**Image element box records**.
▽
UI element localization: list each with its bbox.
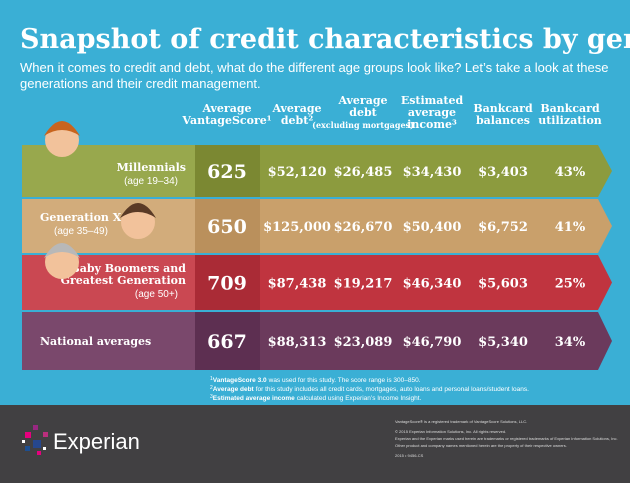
row-label-panel: [22, 199, 195, 253]
column-header: Average: [201, 102, 251, 115]
cell-value: $6,752: [478, 220, 528, 235]
column-header: (excluding mortgages): [312, 120, 414, 130]
row-label-panel: [22, 145, 195, 197]
column-header: income³: [407, 118, 457, 131]
score-panel: [195, 145, 260, 197]
portrait-hair: [120, 203, 156, 218]
score: 667: [207, 331, 247, 353]
portrait-face: [45, 245, 79, 279]
legal-text: Experian and the Experian marks used her…: [395, 436, 618, 441]
portrait-hair: [44, 121, 80, 136]
subtitle: generations and their credit management.: [20, 76, 261, 91]
cell-value: $26,485: [334, 165, 393, 180]
row-sublabel: (age 50+): [135, 289, 178, 300]
cell-value: $125,000: [263, 220, 331, 235]
cell-value: 25%: [555, 277, 586, 292]
cell-value: $26,670: [334, 220, 393, 235]
column-header: debt²: [281, 114, 313, 127]
cell-value: $34,430: [403, 165, 462, 180]
cell-value: $5,340: [478, 335, 528, 350]
column-header: balances: [476, 114, 530, 127]
column-header: Bankcard: [473, 102, 533, 115]
column-header: VantageScore¹: [181, 114, 271, 127]
row-label: National averages: [40, 335, 151, 348]
cell-value: 41%: [555, 220, 586, 235]
row-sublabel: (age 35–49): [54, 226, 108, 237]
legal-text: Other product and company names mentione…: [395, 443, 567, 448]
column-header: Estimated: [401, 94, 464, 107]
title: Snapshot of credit characteristics by ge…: [20, 24, 630, 55]
footnote-mark: 3: [210, 394, 213, 400]
score-panel: [195, 199, 260, 253]
portrait-face: [121, 205, 155, 239]
cell-value: 34%: [555, 335, 586, 350]
row-sublabel: (age 19–34): [124, 176, 178, 187]
subtitle: When it comes to credit and debt, what d…: [20, 60, 609, 75]
column-header: Average: [337, 94, 387, 107]
footnote-text: calculated using Experian’s Income Insig…: [297, 395, 422, 402]
column-header: debt: [349, 106, 377, 119]
footer-band: [0, 405, 630, 483]
score-panel: [195, 312, 260, 370]
column-header: utilization: [538, 114, 602, 127]
portrait-hair: [44, 243, 80, 258]
footnote: 3Estimated average income calculated usin…: [210, 394, 422, 402]
cell-value: $52,120: [268, 165, 327, 180]
cell-value: $46,790: [403, 335, 462, 350]
logo-mark: [22, 425, 48, 455]
footnote-term: Average debt: [213, 386, 255, 393]
cell-value: $3,403: [478, 165, 528, 180]
footnote-term: Estimated average income: [213, 395, 295, 402]
row-label: Generation X: [40, 211, 122, 224]
score-panel: [195, 255, 260, 310]
footnote-mark: 2: [210, 385, 213, 391]
column-header: Bankcard: [540, 102, 600, 115]
score: 625: [207, 161, 247, 183]
legal-text: VantageScore® is a registered trademark …: [395, 419, 527, 424]
cell-value: $46,340: [403, 277, 462, 292]
footnote: 1VantageScore 3.0 was used for this study…: [210, 376, 421, 384]
footnote-text: for this study includes all credit cards…: [256, 386, 529, 393]
footnote: 2Average debt for this study includes all…: [210, 385, 529, 393]
row-label-panel: [22, 312, 195, 370]
cell-value: $23,089: [334, 335, 393, 350]
logo-text: Experian: [53, 429, 140, 454]
legal-text: 2015 • 9456-CS: [395, 453, 424, 458]
cell-value: $5,603: [478, 277, 528, 292]
column-header: average: [408, 106, 456, 119]
cell-value: 43%: [555, 165, 586, 180]
footnote-term: VantageScore 3.0: [213, 377, 267, 384]
cell-value: $50,400: [403, 220, 462, 235]
row-label: Greatest Generation: [61, 274, 186, 287]
cell-value: $88,313: [268, 335, 327, 350]
cell-value: $87,438: [268, 277, 327, 292]
footnote-mark: 1: [210, 376, 213, 382]
score: 709: [207, 273, 247, 295]
column-header: Average: [271, 102, 321, 115]
score: 650: [207, 216, 247, 238]
row-label: Baby Boomers and: [70, 262, 186, 275]
cell-value: $19,217: [334, 277, 393, 292]
legal-text: © 2015 Experian Information Solutions, I…: [395, 429, 506, 434]
footnote-text: was used for this study. The score range…: [268, 377, 421, 384]
portrait-face: [45, 123, 79, 157]
row-label: Millennials: [117, 161, 186, 174]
△
**Problem details**.
Copy out all of the records above line for line, keeping every word and number the same. Leave out the pictures.

**Answer to this problem**.
UI element localization: list each with its bbox.
row-label-panel: [22, 199, 195, 253]
column-header: Average: [201, 102, 251, 115]
cell-value: $6,752: [478, 220, 528, 235]
column-header: (excluding mortgages): [312, 120, 414, 130]
row-label-panel: [22, 145, 195, 197]
column-header: income³: [407, 118, 457, 131]
score-panel: [195, 145, 260, 197]
portrait-hair: [120, 203, 156, 218]
score: 667: [207, 331, 247, 353]
portrait-face: [45, 245, 79, 279]
legal-text: Experian and the Experian marks used her…: [395, 436, 618, 441]
portrait-hair: [44, 121, 80, 136]
subtitle: generations and their credit management.: [20, 76, 261, 91]
cell-value: $26,485: [334, 165, 393, 180]
row-sublabel: (age 50+): [135, 289, 178, 300]
cell-value: $125,000: [263, 220, 331, 235]
cell-value: 25%: [555, 277, 586, 292]
cell-value: $26,670: [334, 220, 393, 235]
column-header: debt²: [281, 114, 313, 127]
cell-value: $34,430: [403, 165, 462, 180]
cell-value: $5,340: [478, 335, 528, 350]
column-header: balances: [476, 114, 530, 127]
column-header: Bankcard: [473, 102, 533, 115]
column-header: VantageScore¹: [181, 114, 271, 127]
row-label: National averages: [40, 335, 151, 348]
cell-value: 41%: [555, 220, 586, 235]
row-sublabel: (age 35–49): [54, 226, 108, 237]
legal-text: Other product and company names mentione…: [395, 443, 567, 448]
column-header: Estimated: [401, 94, 464, 107]
title: Snapshot of credit characteristics by ge…: [20, 24, 630, 55]
footnote-mark: 3: [210, 394, 213, 400]
score-panel: [195, 199, 260, 253]
portrait-face: [121, 205, 155, 239]
cell-value: 34%: [555, 335, 586, 350]
row-sublabel: (age 19–34): [124, 176, 178, 187]
subtitle: When it comes to credit and debt, what d…: [20, 60, 609, 75]
column-header: Average: [337, 94, 387, 107]
footnote-text: calculated using Experian’s Income Insig…: [297, 395, 422, 402]
column-header: debt: [349, 106, 377, 119]
footer-band: [0, 405, 630, 483]
score-panel: [195, 312, 260, 370]
column-header: utilization: [538, 114, 602, 127]
portrait-hair: [44, 243, 80, 258]
footnote: 3Estimated average income calculated usin…: [210, 394, 422, 402]
cell-value: $52,120: [268, 165, 327, 180]
cell-value: $46,790: [403, 335, 462, 350]
logo-mark: [22, 425, 48, 455]
footnote-term: Average debt: [213, 386, 255, 393]
cell-value: $3,403: [478, 165, 528, 180]
footnote-term: Estimated average income: [213, 395, 295, 402]
row-label: Generation X: [40, 211, 122, 224]
score-panel: [195, 255, 260, 310]
footnote-mark: 2: [210, 385, 213, 391]
column-header: Bankcard: [540, 102, 600, 115]
score: 625: [207, 161, 247, 183]
legal-text: VantageScore® is a registered trademark …: [395, 419, 527, 424]
cell-value: $46,340: [403, 277, 462, 292]
footnote: 1VantageScore 3.0 was used for this study…: [210, 376, 421, 384]
footnote-text: for this study includes all credit cards…: [256, 386, 529, 393]
footnote: 2Average debt for this study includes all…: [210, 385, 529, 393]
row-label-panel: [22, 312, 195, 370]
cell-value: $23,089: [334, 335, 393, 350]
logo-text: Experian: [53, 429, 140, 454]
legal-text: 2015 • 9456-CS: [395, 453, 424, 458]
cell-value: $5,603: [478, 277, 528, 292]
column-header: average: [408, 106, 456, 119]
cell-value: 43%: [555, 165, 586, 180]
footnote-term: VantageScore 3.0: [213, 377, 267, 384]
cell-value: $50,400: [403, 220, 462, 235]
row-label: Greatest Generation: [61, 274, 186, 287]
cell-value: $88,313: [268, 335, 327, 350]
cell-value: $87,438: [268, 277, 327, 292]
footnote-mark: 1: [210, 376, 213, 382]
score: 709: [207, 273, 247, 295]
column-header: Average: [271, 102, 321, 115]
score: 650: [207, 216, 247, 238]
row-label: Baby Boomers and: [70, 262, 186, 275]
cell-value: $19,217: [334, 277, 393, 292]
legal-text: © 2015 Experian Information Solutions, I…: [395, 429, 506, 434]
footnote-text: was used for this study. The score range…: [268, 377, 421, 384]
portrait-face: [45, 123, 79, 157]
row-label: Millennials: [117, 161, 186, 174]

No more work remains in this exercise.